SHORT TASK | Gather, from the data below, each line in which the word "igénybe" occurs.
---------- DATA
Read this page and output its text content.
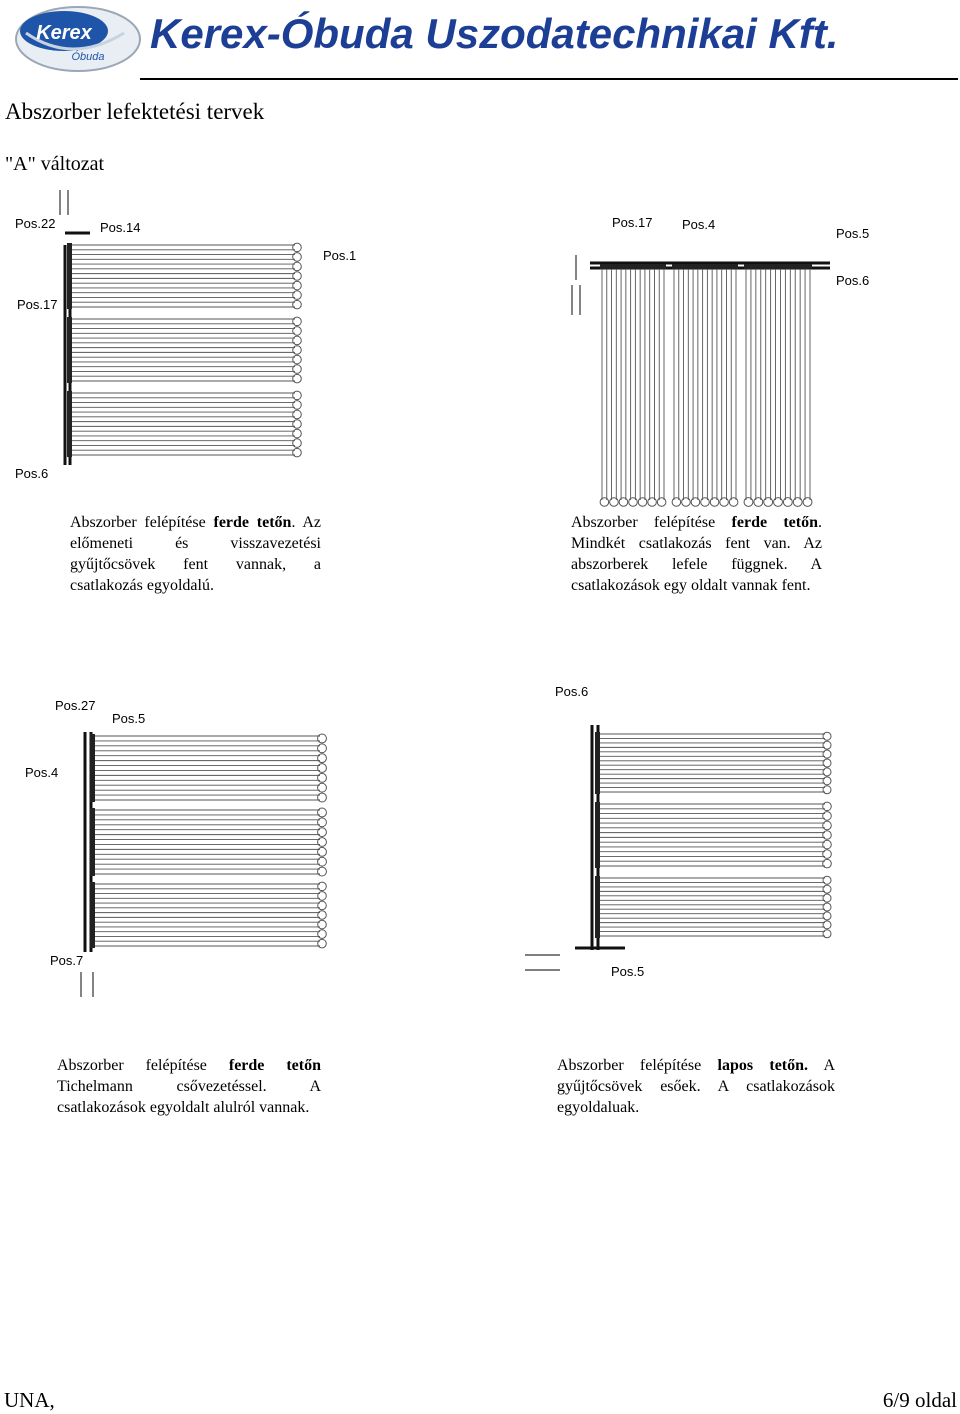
Kerex
Óbuda Kerex-Óbuda Uszodatechnikai Kft.
Abszorber lefektetési tervek
"A" változat
Pos.22	Pos.14
Pos.1
Pos.17
Pos.6
Abszorber felépítése ferde tetőn. Az előmeneti és visszavezetési gyűjtőcsövek fent vannak, a csatlakozás egyoldalú.
Pos.17 Pos.4
Pos.5
Pos.6
Abszorber felépítése ferde tetőn. Mindkét csatlakozás fent van. Az abszorberek lefele függnek. A csatlakozások egy oldalt vannak fent.
Pos.27
Pos.5
Pos.4
Pos.7
Abszorber felépítése ferde tetőn Tichelmann csővezetéssel. A csatlakozások egyoldalt alulról vannak.
Pos.6
Pos.5
Abszorber felépítése lapos tetőn. A gyűjtőcsövek esőek. A csatlakozások egyoldaluak.
UNA,	6/9 oldal
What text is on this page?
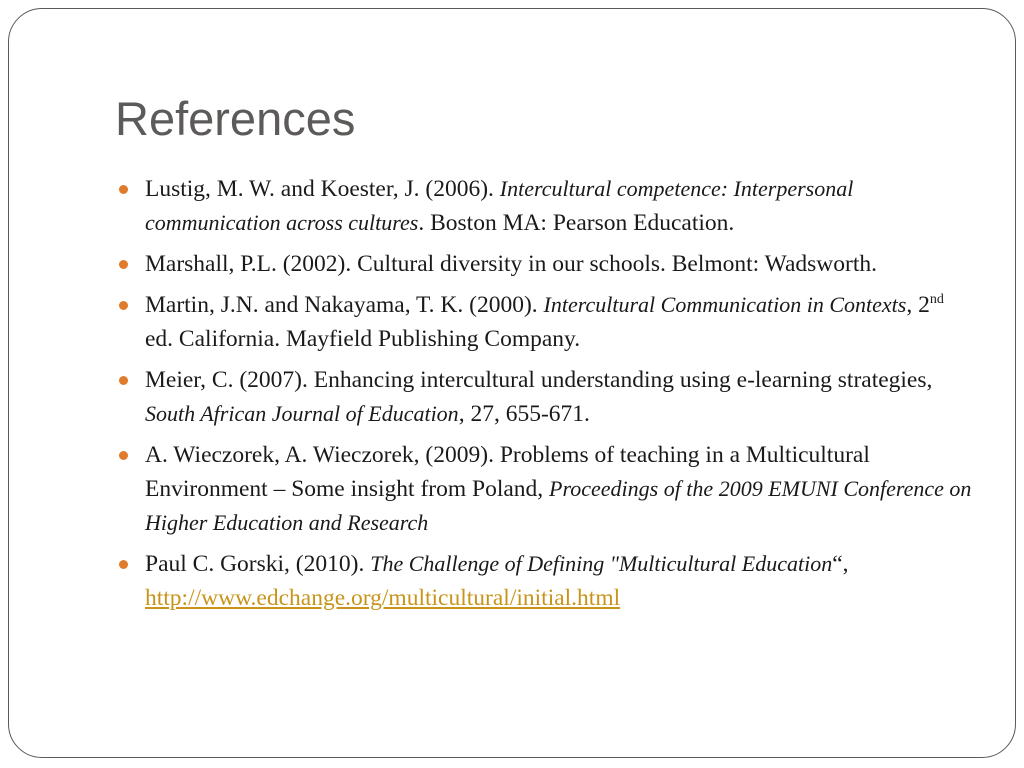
References
Lustig, M. W. and Koester, J. (2006). Intercultural competence: Interpersonal communication across cultures. Boston MA: Pearson Education.
Marshall, P.L. (2002). Cultural diversity in our schools. Belmont: Wadsworth.
Martin, J.N. and Nakayama, T. K. (2000). Intercultural Communication in Contexts, 2nd ed. California. Mayfield Publishing Company.
Meier, C. (2007). Enhancing intercultural understanding using e-learning strategies, South African Journal of Education, 27, 655-671.
A. Wieczorek, A. Wieczorek, (2009). Problems of teaching in a Multicultural Environment – Some insight from Poland, Proceedings of the 2009 EMUNI Conference on Higher Education and Research
Paul C. Gorski, (2010). The Challenge of Defining "Multicultural Education“, http://www.edchange.org/multicultural/initial.html
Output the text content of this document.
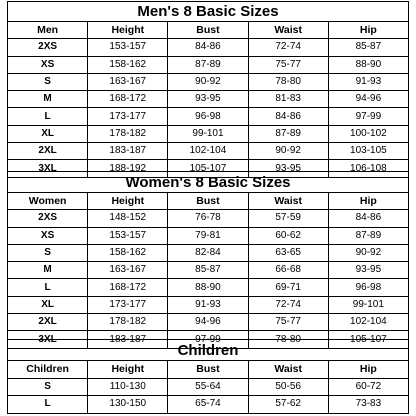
Men's 8 Basic Sizes				
Men	Height	Bust	Waist	Hip
2XS	153-157	84-86	72-74	85-87
XS	158-162	87-89	75-77	88-90
S	163-167	90-92	78-80	91-93
M	168-172	93-95	81-83	94-96
L	173-177	96-98	84-86	97-99
XL	178-182	99-101	87-89	100-102
2XL	183-187	102-104	90-92	103-105
3XL	188-192	105-107	93-95	106-108
Women's 8 Basic Sizes				
Women	Height	Bust	Waist	Hip
2XS	148-152	76-78	57-59	84-86
XS	153-157	79-81	60-62	87-89
S	158-162	82-84	63-65	90-92
M	163-167	85-87	66-68	93-95
L	168-172	88-90	69-71	96-98
XL	173-177	91-93	72-74	99-101
2XL	178-182	94-96	75-77	102-104
3XL	183-187	97-99	78-80	105-107
Children				
Children	Height	Bust	Waist	Hip
S	110-130	55-64	50-56	60-72
L	130-150	65-74	57-62	73-83
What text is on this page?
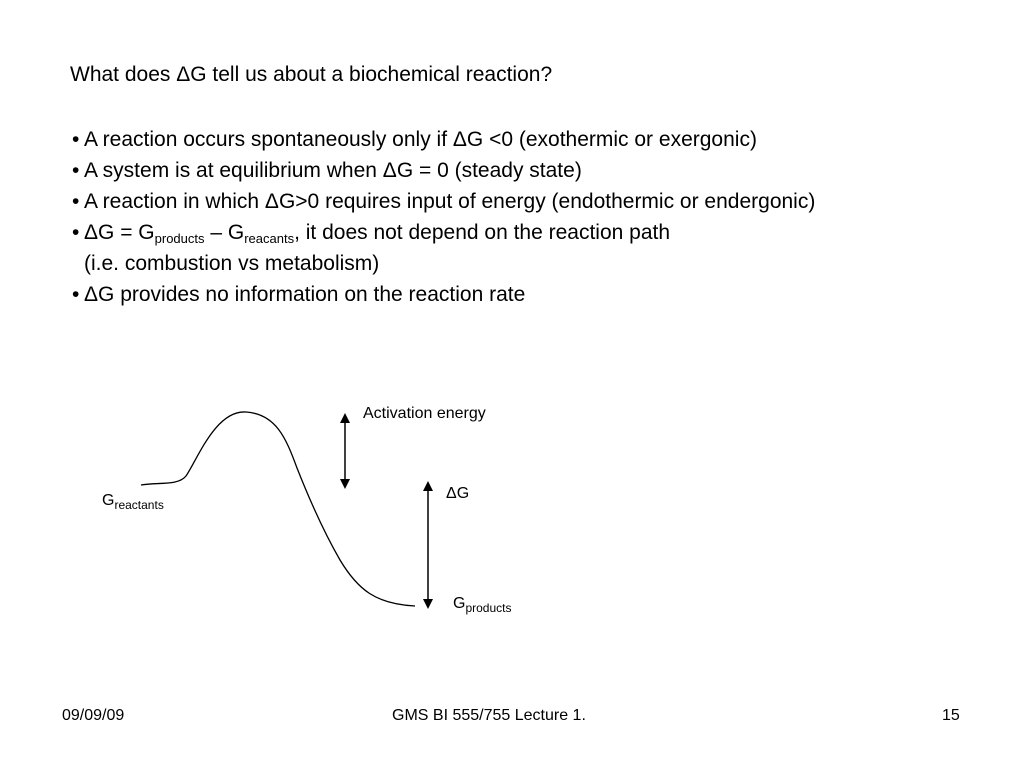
What does ΔG tell us about a biochemical reaction?
• A reaction occurs spontaneously only if ΔG <0 (exothermic or exergonic)
• A system is at equilibrium when ΔG = 0 (steady state)
• A reaction in which ΔG>0 requires input of energy (endothermic or endergonic)
• $\Delta G = G_{products} - G_{reacants}$, it does not depend on the reaction path
(i.e. combustion vs metabolism)
• ΔG provides no information on the reaction rate
Activation energy
ΔG
$G_{reactants}$
$G_{products}$
09/09/09	GMS BI 555/755 Lecture 1.	15
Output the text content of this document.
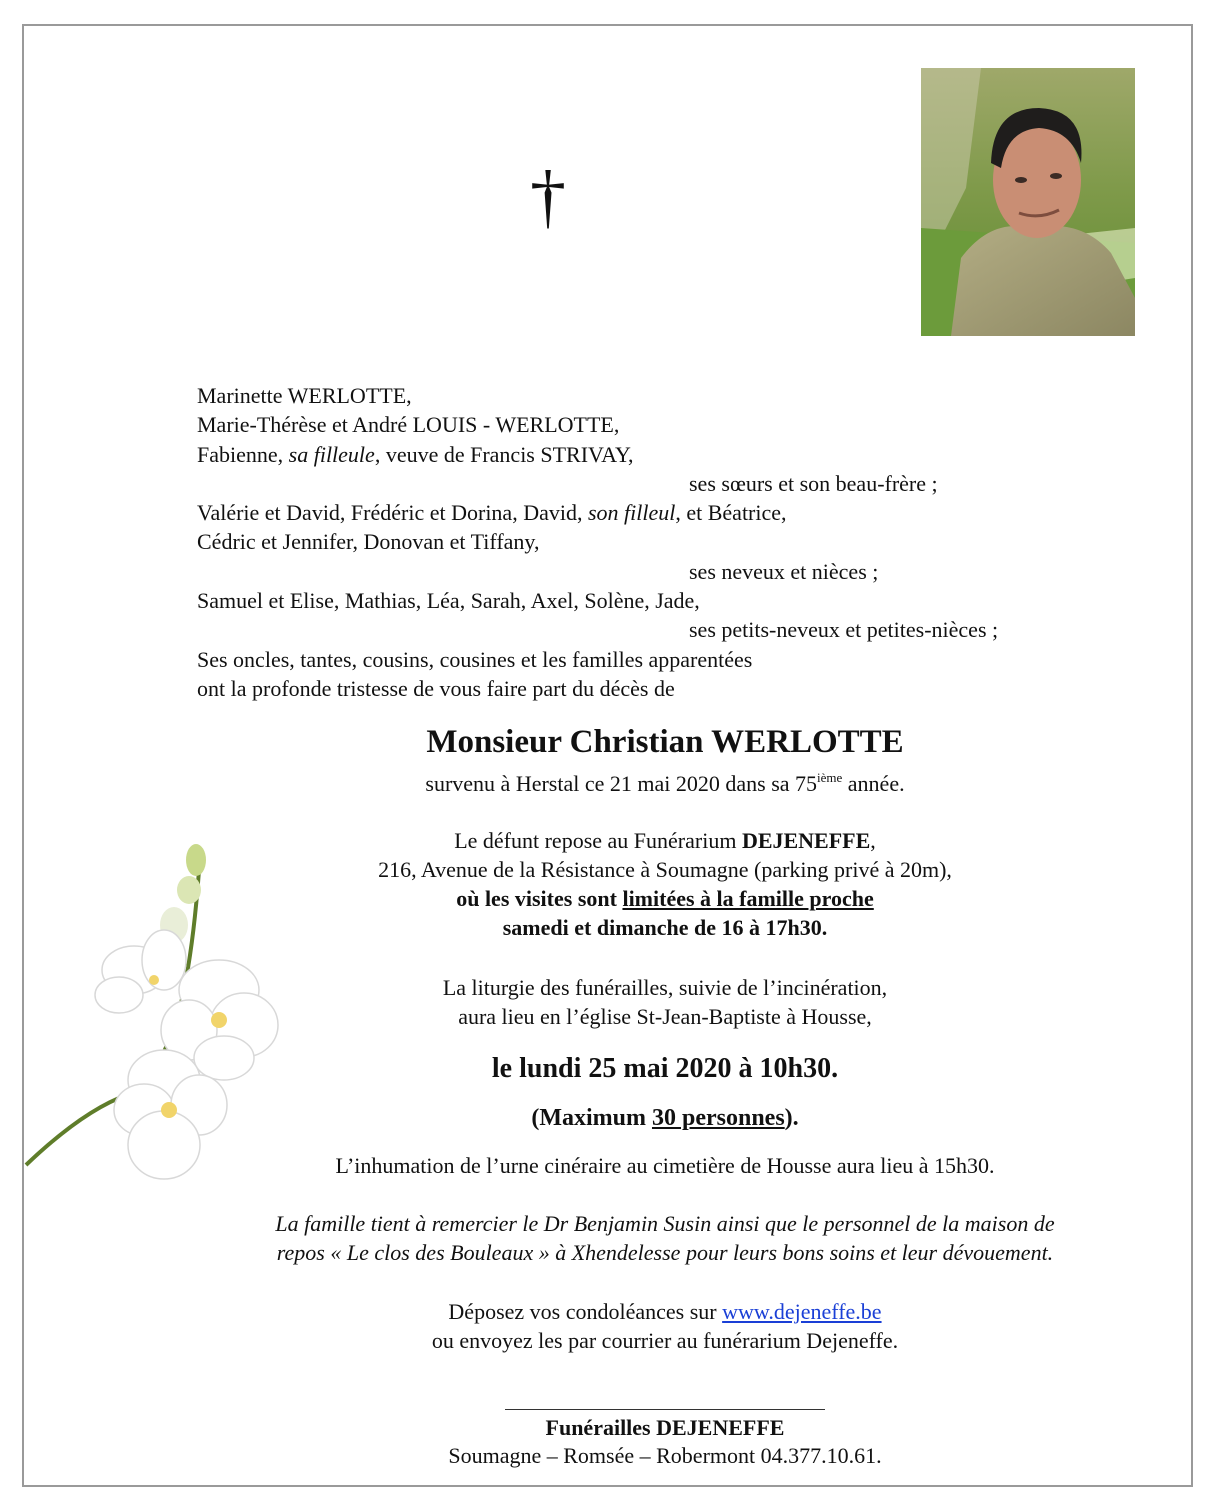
†
Marinette WERLOTTE,
Marie-Thérèse et André LOUIS - WERLOTTE,
Fabienne, sa filleule, veuve de Francis STRIVAY,
ses sœurs et son beau-frère ;
Valérie et David, Frédéric et Dorina, David, son filleul, et Béatrice,
Cédric et Jennifer, Donovan et Tiffany,
ses neveux et nièces ;
Samuel et Elise, Mathias, Léa, Sarah, Axel, Solène, Jade,
ses petits-neveux et petites-nièces ;
Ses oncles, tantes, cousins, cousines et les familles apparentées
ont la profonde tristesse de vous faire part du décès de
Monsieur Christian WERLOTTE
survenu à Herstal ce 21 mai 2020 dans sa 75ième année.
Le défunt repose au Funérarium DEJENEFFE,
216, Avenue de la Résistance à Soumagne (parking privé à 20m),
où les visites sont limitées à la famille proche
samedi et dimanche de 16 à 17h30.
La liturgie des funérailles, suivie de l’incinération,
aura lieu en l’église St-Jean-Baptiste à Housse,
le lundi 25 mai 2020 à 10h30.
(Maximum 30 personnes).
L’inhumation de l’urne cinéraire au cimetière de Housse aura lieu à 15h30.
La famille tient à remercier le Dr Benjamin Susin ainsi que le personnel de la maison de
repos « Le clos des Bouleaux » à Xhendelesse pour leurs bons soins et leur dévouement.
Déposez vos condoléances sur www.dejeneffe.be
ou envoyez les par courrier au funérarium Dejeneffe.
Funérailles DEJENEFFE
Soumagne – Romsée – Robermont 04.377.10.61.
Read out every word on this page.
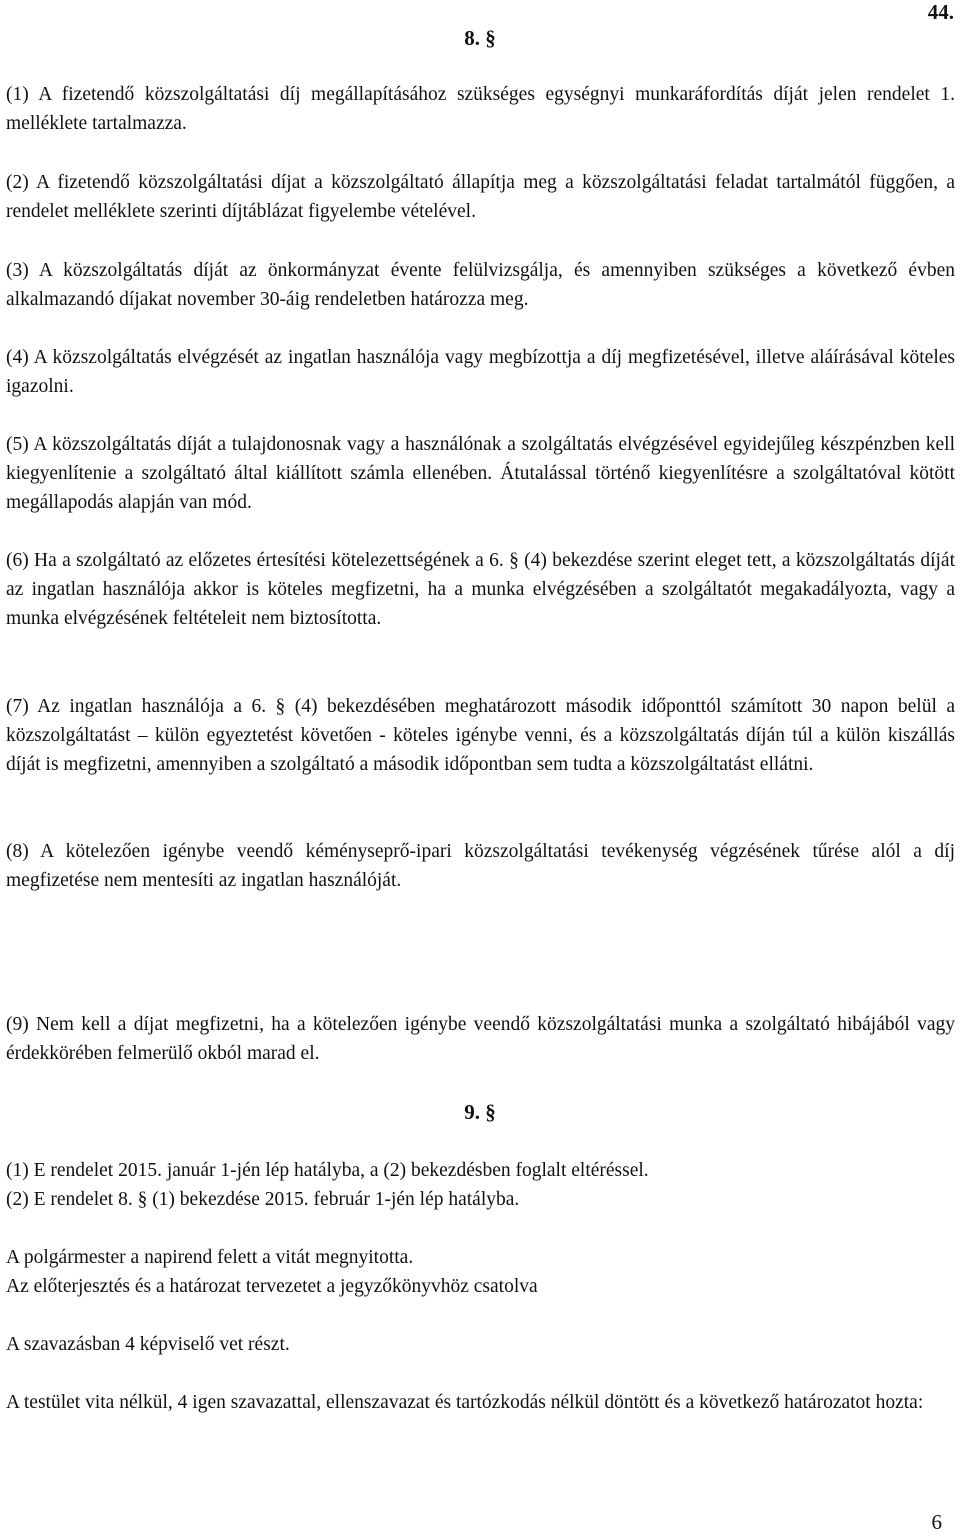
44.
8. §

(1) A fizetendő közszolgáltatási díj megállapításához szükséges egységnyi munkaráfordítás díját jelen rendelet 1. melléklete tartalmazza.

(2) A fizetendő közszolgáltatási díjat a közszolgáltató állapítja meg a közszolgáltatási feladat tartalmától függően, a rendelet melléklete szerinti díjtáblázat figyelembe vételével.

(3) A közszolgáltatás díját az önkormányzat évente felülvizsgálja, és amennyiben szükséges a következő évben alkalmazandó díjakat november 30-áig rendeletben határozza meg.

(4) A közszolgáltatás elvégzését az ingatlan használója vagy megbízottja a díj megfizetésével, illetve aláírásával köteles igazolni.

(5) A közszolgáltatás díját a tulajdonosnak vagy a használónak a szolgáltatás elvégzésével egyidejűleg készpénzben kell kiegyenlítenie a szolgáltató által kiállított számla ellenében. Átutalással történő kiegyenlítésre a szolgáltatóval kötött megállapodás alapján van mód.

(6) Ha a szolgáltató az előzetes értesítési kötelezettségének a 6. § (4) bekezdése szerint eleget tett, a közszolgáltatás díját az ingatlan használója akkor is köteles megfizetni, ha a munka elvégzésében a szolgáltatót megakadályozta, vagy a munka elvégzésének feltételeit nem biztosította.

(7) Az ingatlan használója a 6. § (4) bekezdésében meghatározott második időponttól számított 30 napon belül a közszolgáltatást – külön egyeztetést követően - köteles igénybe venni, és a közszolgáltatás díján túl a külön kiszállás díját is megfizetni, amennyiben a szolgáltató a második időpontban sem tudta a közszolgáltatást ellátni.

(8) A kötelezően igénybe veendő kéményseprő-ipari közszolgáltatási tevékenység végzésének tűrése alól a díj megfizetése nem mentesíti az ingatlan használóját.

(9) Nem kell a díjat megfizetni, ha a kötelezően igénybe veendő közszolgáltatási munka a szolgáltató hibájából vagy érdekkörében felmerülő okból marad el.

9. §

(1) E rendelet 2015. január 1-jén lép hatályba, a (2) bekezdésben foglalt eltéréssel.

(2) E rendelet 8. § (1) bekezdése 2015. február 1-jén lép hatályba.

A polgármester a napirend felett a vitát megnyitotta.

Az előterjesztés és a határozat tervezetet a jegyzőkönyvhöz csatolva

A szavazásban 4 képviselő vet részt.

A testület vita nélkül, 4 igen szavazattal, ellenszavazat és tartózkodás nélkül döntött és a következő határozatot hozta:

6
--------------------
COMPLETED TASK |
(7) Az ingatlan használója a 6. § (4) bekezdésében meghatározott második időponttól számított 30 napon belül a közszolgáltatást – külön egyeztetést követően - köteles igénybe venni, és a közszolgáltatás díján túl a külön kiszállás díját is megfizetni, amennyiben a szolgáltató a második időpontban sem tudta a közszolgáltatást ellátni.
(8) A kötelezően igénybe veendő kéményseprő-ipari közszolgáltatási tevékenység végzésének tűrése alól a díj megfizetése nem mentesíti az ingatlan használóját.
(9) Nem kell a díjat megfizetni, ha a kötelezően igénybe veendő közszolgáltatási munka a szolgáltató hibájából vagy érdekkörében felmerülő okból marad el.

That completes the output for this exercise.